Doch mit einem Hauch von Ginkgo oder etwas Ringelblume oder Melisse wird aus einer Creme noch keine Ökokosmetik. Es ist nicht so leicht zu erkennen, ob sich in den angeblich natürlichen Produkten nicht doch ein Großteil der üblichen Chemie befindet.

Kein einheitliches Siegel

Das Verbrauchermagazin „Öko-Test“ schaute im letzten Jahr genauer hin, kaufte 25 Produkte mit „grünem Anstrich“ und durchforstete die Liste der Inhaltsstoffe. Darunter etwa Palmolive Naturals Olive Feuchtigkeitsmilch Cremedusche. „Das Oliven- und Aloe-Vera-Extrakt steckt aber nur in Spuren in der Duschcreme,“ erklären die Öko-Tester. Sie fanden dafür, wie in einigen anderen Marken auch, künstliche Farbstoffe, künstliche Duftstoffe und andere chemische Zutaten.

Was heißt das eigentlich?

Branchenexpertin Elfriede Dambacher erklärt: „Der Unterschied zu konventionellen Cremes, Duschbädern oder Shampoos besteht darin, dass in zertifizierter Naturkosmetik immer Rohstoffe natürlichen Ursprungs stecken.“

Mineralöl sei als ein nicht nachwachsender Rohstoff ausgeschlossen. Ökokosmetik gehe noch weiter: Ein Großteil der eingesetzten Stoffe müsse aus ökologischem Anbau kommen.

Datenauszug:
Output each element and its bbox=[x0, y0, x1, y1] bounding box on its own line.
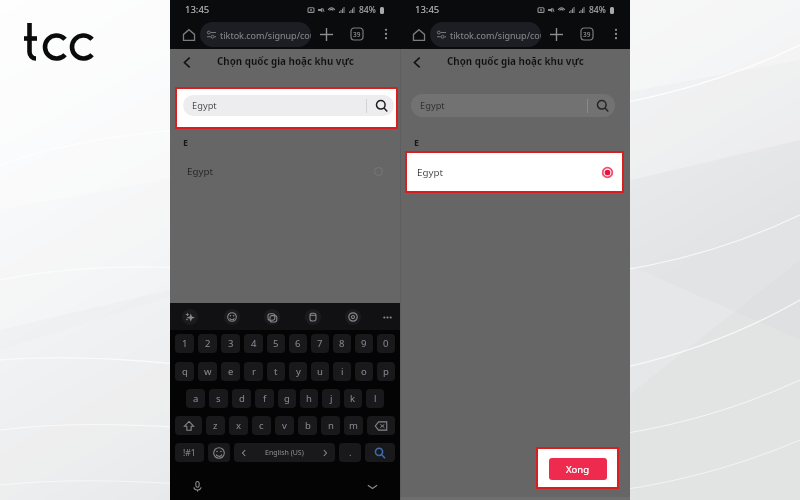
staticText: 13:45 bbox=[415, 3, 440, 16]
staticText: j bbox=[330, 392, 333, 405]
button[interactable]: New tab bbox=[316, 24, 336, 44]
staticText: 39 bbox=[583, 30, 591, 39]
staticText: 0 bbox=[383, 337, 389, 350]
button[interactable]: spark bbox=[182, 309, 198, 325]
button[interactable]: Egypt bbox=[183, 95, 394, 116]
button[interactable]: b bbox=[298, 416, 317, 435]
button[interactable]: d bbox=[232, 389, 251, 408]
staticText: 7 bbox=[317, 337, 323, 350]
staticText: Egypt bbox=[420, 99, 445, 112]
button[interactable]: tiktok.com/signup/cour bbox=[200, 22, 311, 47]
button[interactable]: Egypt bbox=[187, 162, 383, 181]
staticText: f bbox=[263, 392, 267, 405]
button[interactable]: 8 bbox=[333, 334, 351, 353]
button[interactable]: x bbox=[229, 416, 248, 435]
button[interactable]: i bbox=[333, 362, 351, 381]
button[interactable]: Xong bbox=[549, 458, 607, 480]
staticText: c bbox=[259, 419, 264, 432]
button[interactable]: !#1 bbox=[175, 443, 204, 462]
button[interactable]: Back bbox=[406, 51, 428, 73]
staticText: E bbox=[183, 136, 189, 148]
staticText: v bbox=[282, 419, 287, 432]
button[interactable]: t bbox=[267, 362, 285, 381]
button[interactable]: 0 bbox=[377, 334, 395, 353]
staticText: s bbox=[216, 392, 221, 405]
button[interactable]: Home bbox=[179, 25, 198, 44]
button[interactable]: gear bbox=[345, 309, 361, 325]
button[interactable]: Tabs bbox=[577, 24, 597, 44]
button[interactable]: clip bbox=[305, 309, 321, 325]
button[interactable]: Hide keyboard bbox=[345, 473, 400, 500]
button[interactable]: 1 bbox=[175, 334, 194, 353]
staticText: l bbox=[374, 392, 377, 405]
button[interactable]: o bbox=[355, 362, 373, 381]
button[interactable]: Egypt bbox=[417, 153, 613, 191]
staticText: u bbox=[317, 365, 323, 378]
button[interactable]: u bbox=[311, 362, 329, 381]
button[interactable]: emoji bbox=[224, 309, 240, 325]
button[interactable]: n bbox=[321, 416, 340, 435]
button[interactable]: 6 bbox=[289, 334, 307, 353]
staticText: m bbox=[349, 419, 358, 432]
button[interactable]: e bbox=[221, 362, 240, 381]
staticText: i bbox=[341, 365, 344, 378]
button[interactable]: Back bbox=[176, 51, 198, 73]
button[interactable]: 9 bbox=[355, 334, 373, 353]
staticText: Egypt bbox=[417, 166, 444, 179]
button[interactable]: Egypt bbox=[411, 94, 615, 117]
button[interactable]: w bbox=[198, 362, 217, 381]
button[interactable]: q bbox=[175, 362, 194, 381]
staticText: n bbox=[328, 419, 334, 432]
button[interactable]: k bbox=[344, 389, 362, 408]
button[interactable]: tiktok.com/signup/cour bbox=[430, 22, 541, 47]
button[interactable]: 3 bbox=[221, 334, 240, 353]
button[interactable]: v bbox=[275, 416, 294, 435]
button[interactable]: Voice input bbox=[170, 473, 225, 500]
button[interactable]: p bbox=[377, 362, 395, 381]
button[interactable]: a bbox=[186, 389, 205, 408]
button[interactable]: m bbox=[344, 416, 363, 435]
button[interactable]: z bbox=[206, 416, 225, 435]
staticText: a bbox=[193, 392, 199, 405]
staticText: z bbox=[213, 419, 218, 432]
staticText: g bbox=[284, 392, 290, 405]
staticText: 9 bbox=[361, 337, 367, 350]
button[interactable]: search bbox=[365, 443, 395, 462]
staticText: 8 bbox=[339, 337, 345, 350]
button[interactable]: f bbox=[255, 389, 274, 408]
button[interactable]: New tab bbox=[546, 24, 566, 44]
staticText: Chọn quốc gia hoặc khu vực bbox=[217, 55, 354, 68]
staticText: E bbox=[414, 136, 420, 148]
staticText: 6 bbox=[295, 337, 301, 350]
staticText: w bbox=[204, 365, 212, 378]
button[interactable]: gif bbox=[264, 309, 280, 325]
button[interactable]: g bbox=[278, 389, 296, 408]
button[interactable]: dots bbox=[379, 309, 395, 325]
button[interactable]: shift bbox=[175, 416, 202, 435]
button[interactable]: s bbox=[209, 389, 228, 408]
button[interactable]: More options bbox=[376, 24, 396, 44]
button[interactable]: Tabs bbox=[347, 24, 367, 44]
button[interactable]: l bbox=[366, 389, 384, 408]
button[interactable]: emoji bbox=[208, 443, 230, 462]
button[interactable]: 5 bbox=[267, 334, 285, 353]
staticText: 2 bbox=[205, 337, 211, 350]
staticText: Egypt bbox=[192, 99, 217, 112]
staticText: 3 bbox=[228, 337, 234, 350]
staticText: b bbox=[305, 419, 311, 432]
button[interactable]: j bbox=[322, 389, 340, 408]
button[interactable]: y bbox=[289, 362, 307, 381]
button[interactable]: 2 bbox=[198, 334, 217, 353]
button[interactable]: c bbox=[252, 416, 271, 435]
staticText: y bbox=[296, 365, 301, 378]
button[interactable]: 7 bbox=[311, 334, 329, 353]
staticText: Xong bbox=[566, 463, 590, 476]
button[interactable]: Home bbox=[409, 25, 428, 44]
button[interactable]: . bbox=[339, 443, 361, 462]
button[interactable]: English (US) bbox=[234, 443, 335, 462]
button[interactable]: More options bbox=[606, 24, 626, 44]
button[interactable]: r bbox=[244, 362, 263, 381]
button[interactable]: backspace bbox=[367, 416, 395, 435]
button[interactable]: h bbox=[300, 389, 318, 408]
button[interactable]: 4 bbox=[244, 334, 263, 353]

...

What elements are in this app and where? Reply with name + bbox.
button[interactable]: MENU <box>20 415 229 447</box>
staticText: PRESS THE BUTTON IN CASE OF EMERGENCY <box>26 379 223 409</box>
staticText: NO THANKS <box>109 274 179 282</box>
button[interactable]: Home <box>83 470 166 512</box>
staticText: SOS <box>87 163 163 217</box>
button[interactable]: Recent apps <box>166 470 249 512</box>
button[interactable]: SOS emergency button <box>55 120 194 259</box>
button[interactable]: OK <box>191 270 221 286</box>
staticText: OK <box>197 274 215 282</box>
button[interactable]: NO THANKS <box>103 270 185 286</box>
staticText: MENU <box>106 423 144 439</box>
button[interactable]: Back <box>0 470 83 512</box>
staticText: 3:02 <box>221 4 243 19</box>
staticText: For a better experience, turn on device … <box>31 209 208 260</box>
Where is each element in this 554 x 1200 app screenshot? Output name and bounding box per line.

Aufgaben:
(1) Beantworten Sie anhand des Lesetexts zur Naturkosmetik die folgenden Fragen:
(a) Wie viele Produkte kaufte das Verbrauchermagazin „Öko-Test“?
(b) Welcher Rohstoff ist als nicht nachwachsender Rohstoff ausgeschlossen?
(c) Woher muss bei Ökokosmetik ein Großteil der eingesetzten Stoffe kommen?
(2) Zählen Sie alle Pflanzen auf, die im Lesetext genannt werden.

Lösungen:
(1)
(a) 25 Produkte
(b) Mineralöl
(c) Aus ökologischem Anbau

(2) Ginkgo, Ringelblume, Melisse, Olive, Aloe Vera